» **Goal of the exercise**
Below is a block of records. Copy every line in it that contains the word "SHOW".

» **Stored items**
- - - - -
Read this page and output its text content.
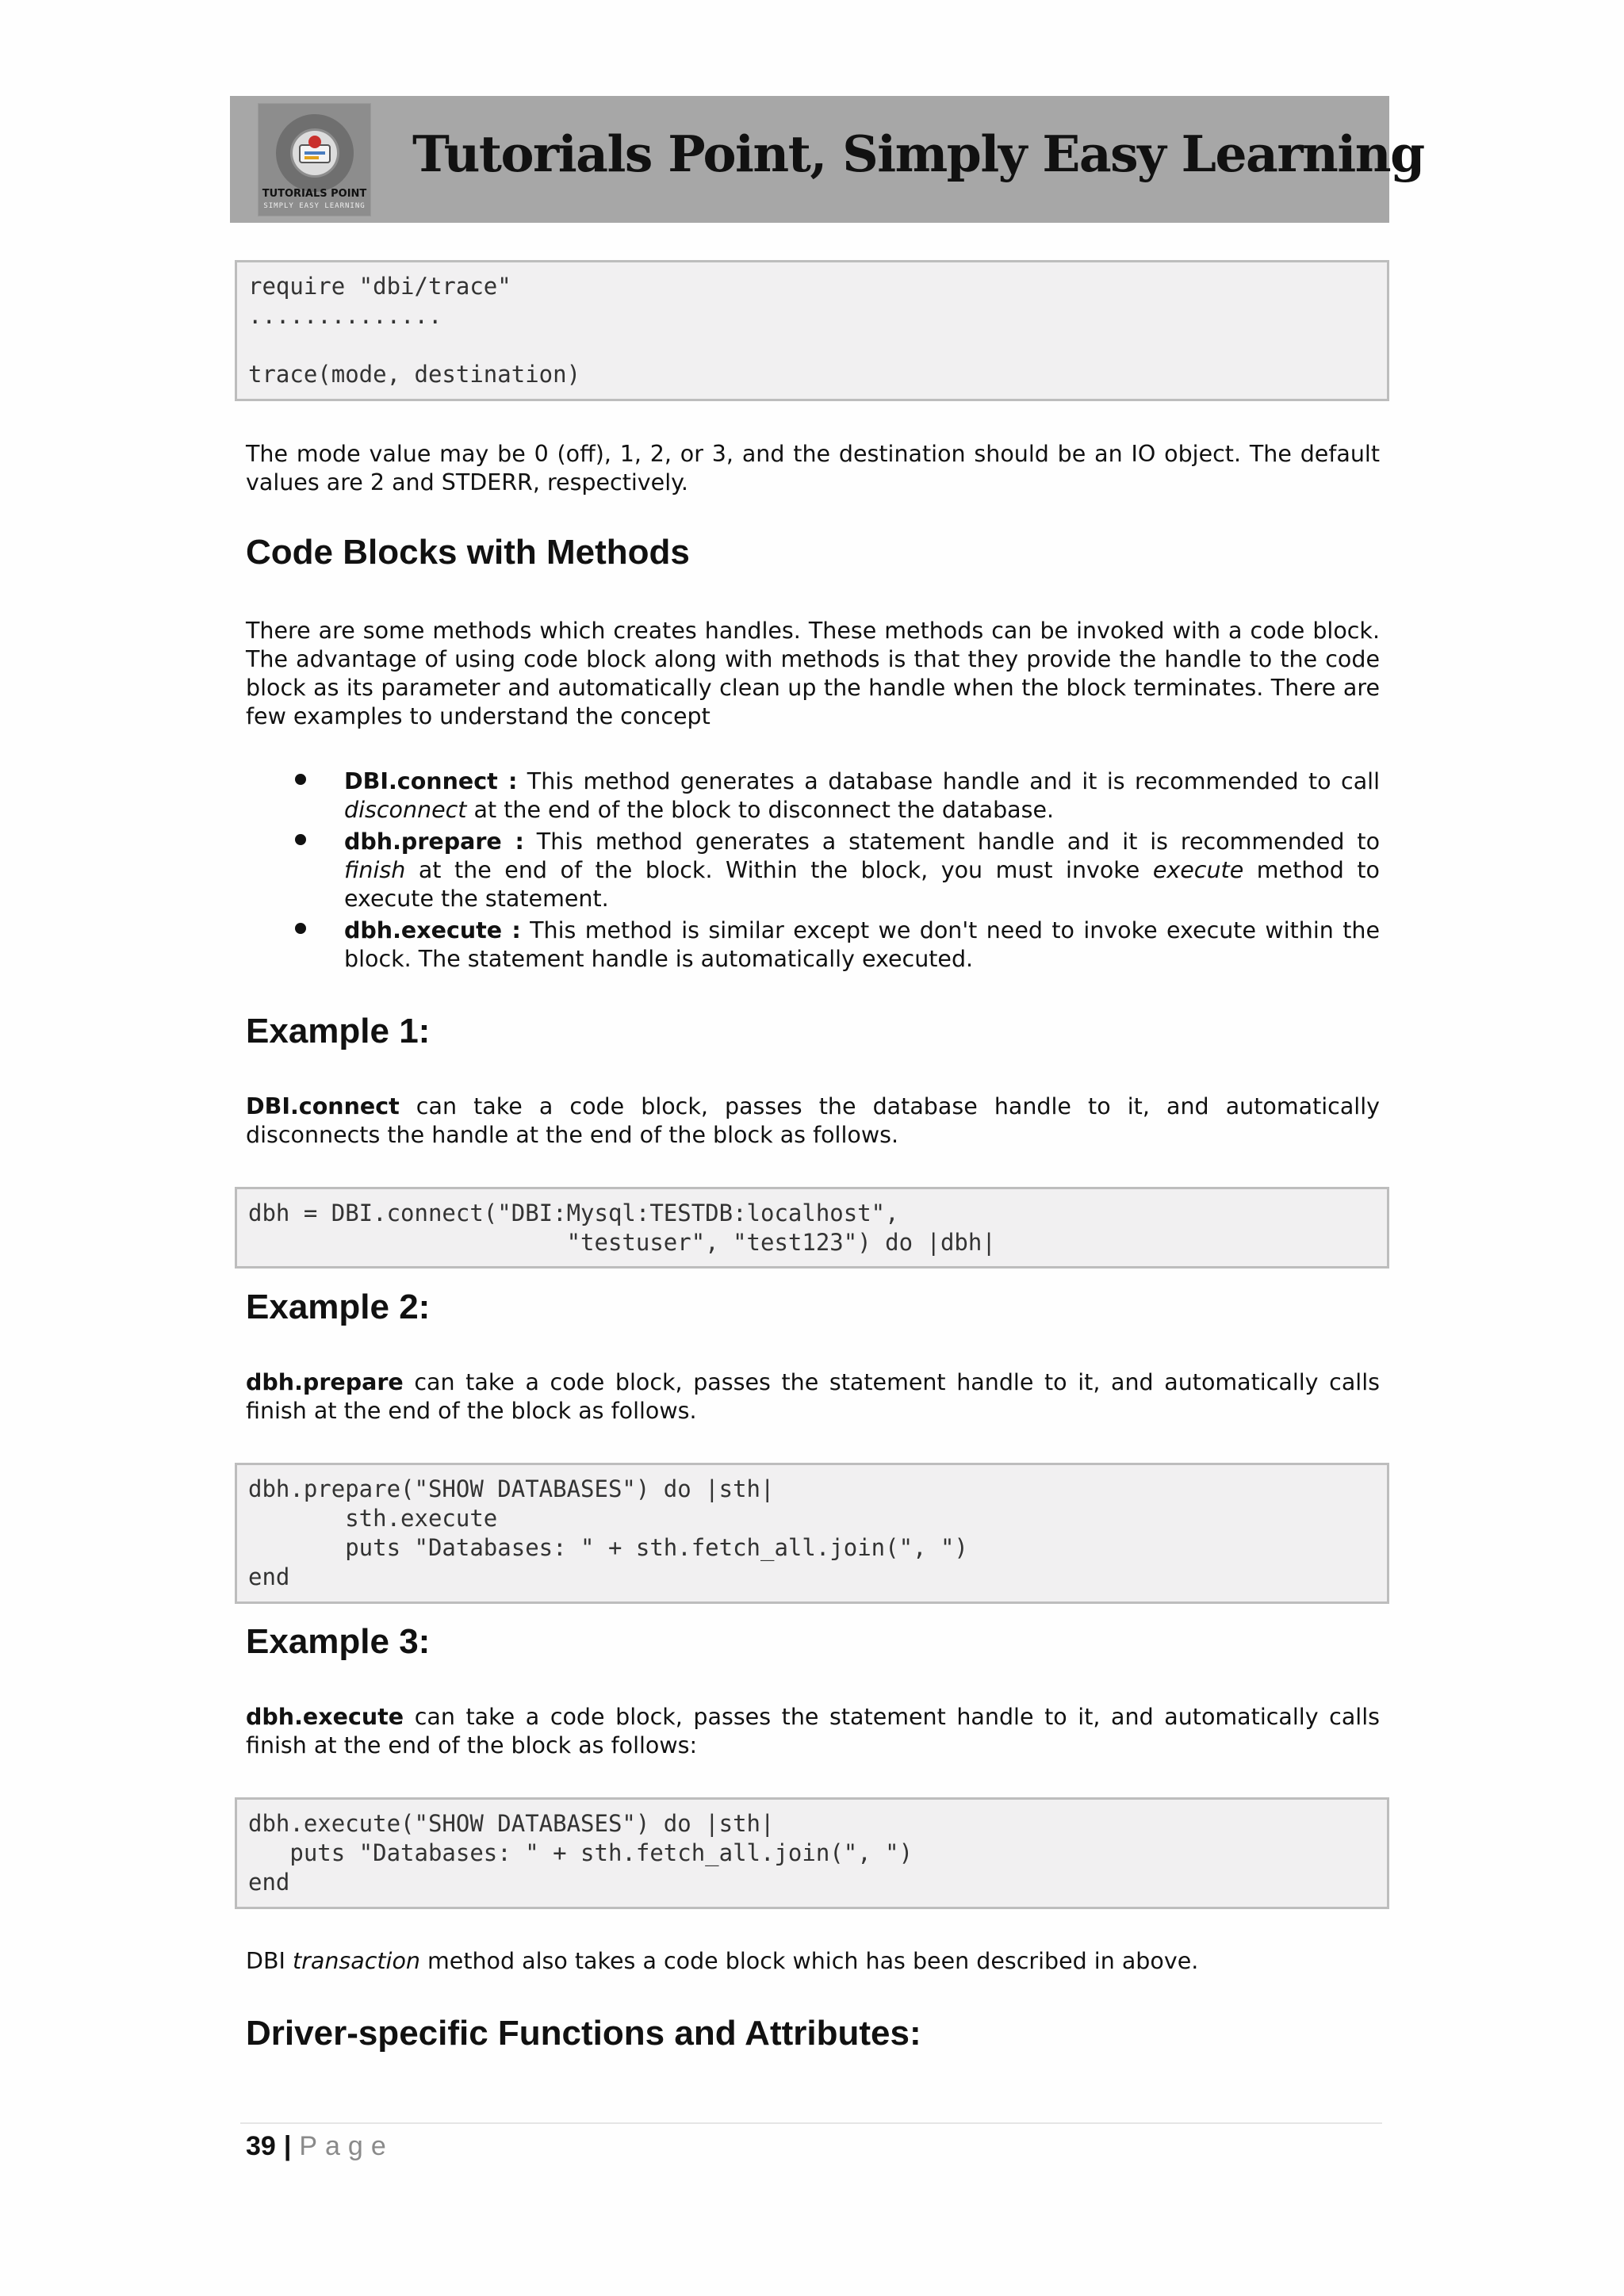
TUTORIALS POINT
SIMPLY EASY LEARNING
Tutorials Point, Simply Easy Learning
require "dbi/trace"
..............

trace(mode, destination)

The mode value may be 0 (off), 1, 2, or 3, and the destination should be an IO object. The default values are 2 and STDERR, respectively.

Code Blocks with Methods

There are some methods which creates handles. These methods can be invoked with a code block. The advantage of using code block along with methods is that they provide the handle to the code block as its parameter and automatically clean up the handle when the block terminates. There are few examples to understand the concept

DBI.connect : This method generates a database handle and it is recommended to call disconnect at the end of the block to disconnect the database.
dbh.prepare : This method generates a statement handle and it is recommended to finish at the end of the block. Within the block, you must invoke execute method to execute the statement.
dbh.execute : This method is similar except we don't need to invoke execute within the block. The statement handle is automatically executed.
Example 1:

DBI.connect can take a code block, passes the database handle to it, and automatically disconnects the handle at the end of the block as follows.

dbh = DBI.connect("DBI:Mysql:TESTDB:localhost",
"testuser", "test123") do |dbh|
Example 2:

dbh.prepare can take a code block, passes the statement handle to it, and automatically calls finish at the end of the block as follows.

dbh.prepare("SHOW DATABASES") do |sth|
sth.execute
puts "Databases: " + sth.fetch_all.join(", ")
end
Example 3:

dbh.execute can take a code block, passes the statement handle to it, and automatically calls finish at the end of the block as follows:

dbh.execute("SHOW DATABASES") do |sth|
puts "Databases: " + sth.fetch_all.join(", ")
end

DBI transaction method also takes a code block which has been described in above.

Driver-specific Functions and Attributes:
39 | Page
- - - - -
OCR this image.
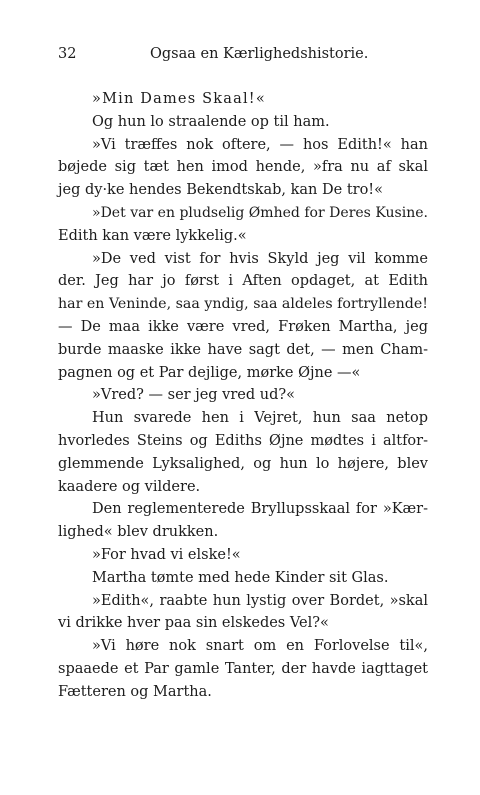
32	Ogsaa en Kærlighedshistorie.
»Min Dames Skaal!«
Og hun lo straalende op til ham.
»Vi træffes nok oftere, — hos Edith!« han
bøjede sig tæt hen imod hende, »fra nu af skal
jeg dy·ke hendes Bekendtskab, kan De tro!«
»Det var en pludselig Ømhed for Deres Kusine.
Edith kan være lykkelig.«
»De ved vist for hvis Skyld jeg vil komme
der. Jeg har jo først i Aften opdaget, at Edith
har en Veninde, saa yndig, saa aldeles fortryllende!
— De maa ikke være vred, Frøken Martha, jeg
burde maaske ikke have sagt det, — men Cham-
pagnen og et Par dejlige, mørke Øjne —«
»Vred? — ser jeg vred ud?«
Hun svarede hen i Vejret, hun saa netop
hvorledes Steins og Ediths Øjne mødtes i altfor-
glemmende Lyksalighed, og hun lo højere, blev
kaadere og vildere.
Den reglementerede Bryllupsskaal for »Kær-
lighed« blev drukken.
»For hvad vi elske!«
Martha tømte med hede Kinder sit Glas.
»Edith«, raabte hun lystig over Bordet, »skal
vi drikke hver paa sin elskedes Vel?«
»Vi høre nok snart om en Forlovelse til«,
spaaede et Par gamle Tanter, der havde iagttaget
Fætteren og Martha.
- - - - -
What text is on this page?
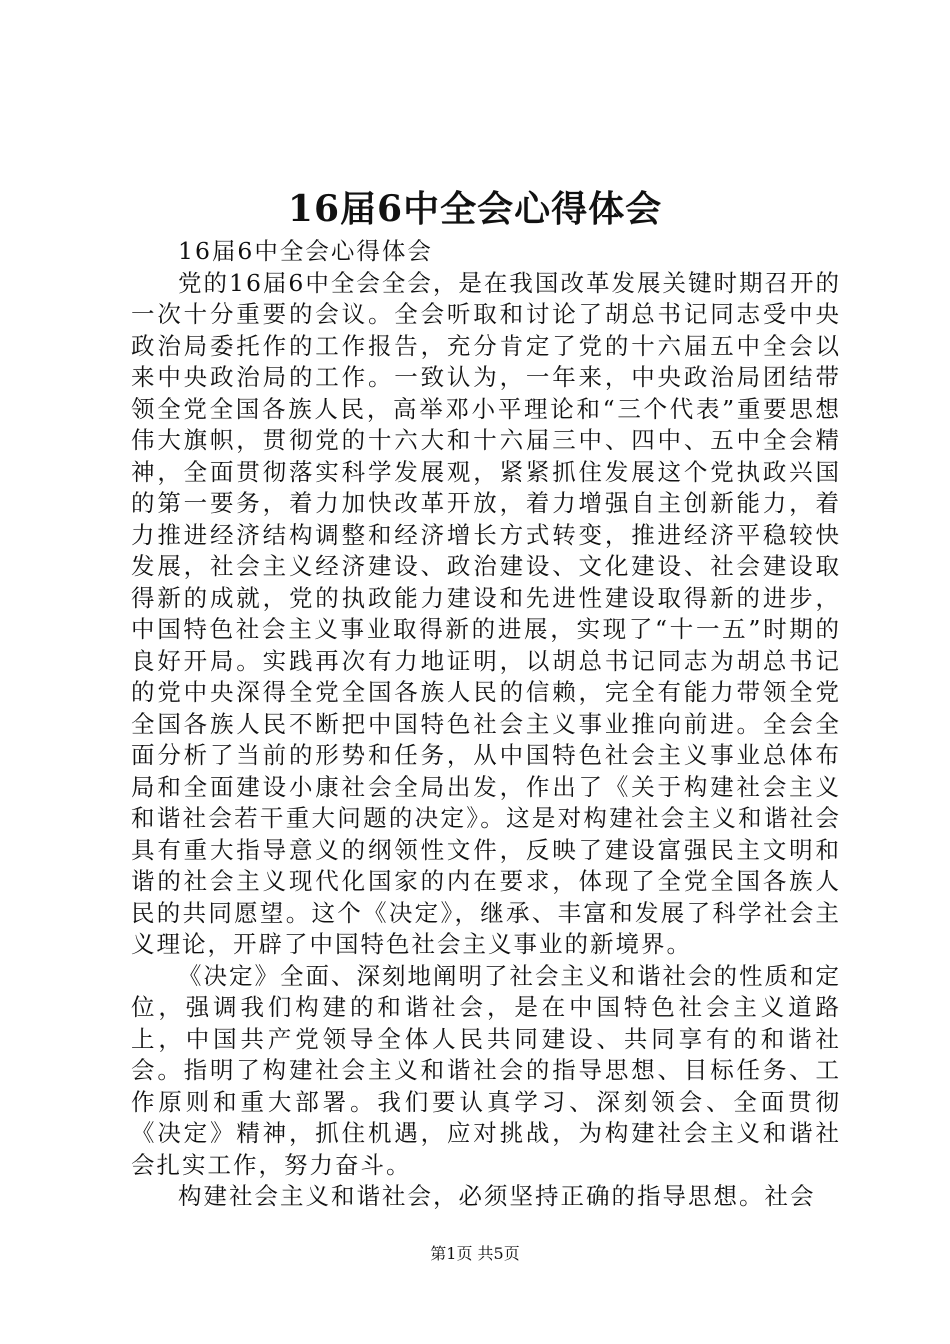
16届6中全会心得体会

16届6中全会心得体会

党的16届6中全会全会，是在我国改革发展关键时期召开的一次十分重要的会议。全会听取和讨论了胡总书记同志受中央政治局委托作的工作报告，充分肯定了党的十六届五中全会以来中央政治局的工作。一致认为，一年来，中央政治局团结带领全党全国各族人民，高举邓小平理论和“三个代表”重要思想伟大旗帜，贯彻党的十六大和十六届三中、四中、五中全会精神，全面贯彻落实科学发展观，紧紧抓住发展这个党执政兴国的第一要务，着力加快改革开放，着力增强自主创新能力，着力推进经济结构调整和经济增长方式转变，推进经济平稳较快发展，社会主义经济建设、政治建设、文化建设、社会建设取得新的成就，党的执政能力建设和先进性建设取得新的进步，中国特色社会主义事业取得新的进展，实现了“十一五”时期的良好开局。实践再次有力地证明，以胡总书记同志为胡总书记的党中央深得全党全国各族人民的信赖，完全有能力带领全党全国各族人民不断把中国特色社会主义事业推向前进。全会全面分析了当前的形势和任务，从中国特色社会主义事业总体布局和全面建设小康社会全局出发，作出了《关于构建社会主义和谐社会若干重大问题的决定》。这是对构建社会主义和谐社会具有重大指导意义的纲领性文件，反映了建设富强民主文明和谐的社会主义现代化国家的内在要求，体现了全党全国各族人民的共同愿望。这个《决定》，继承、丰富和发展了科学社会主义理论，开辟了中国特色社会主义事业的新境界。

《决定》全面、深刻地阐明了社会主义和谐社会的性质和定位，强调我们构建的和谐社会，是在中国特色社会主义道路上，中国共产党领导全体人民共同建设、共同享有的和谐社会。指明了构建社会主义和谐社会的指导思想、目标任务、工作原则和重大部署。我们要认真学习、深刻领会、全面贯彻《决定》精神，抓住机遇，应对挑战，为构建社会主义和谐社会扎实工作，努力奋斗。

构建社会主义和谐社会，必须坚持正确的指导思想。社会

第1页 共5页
- - - - -
» **Expected answer**
dbh.prepare("SHOW DATABASES") do |sth|
dbh.execute("SHOW DATABASES") do |sth|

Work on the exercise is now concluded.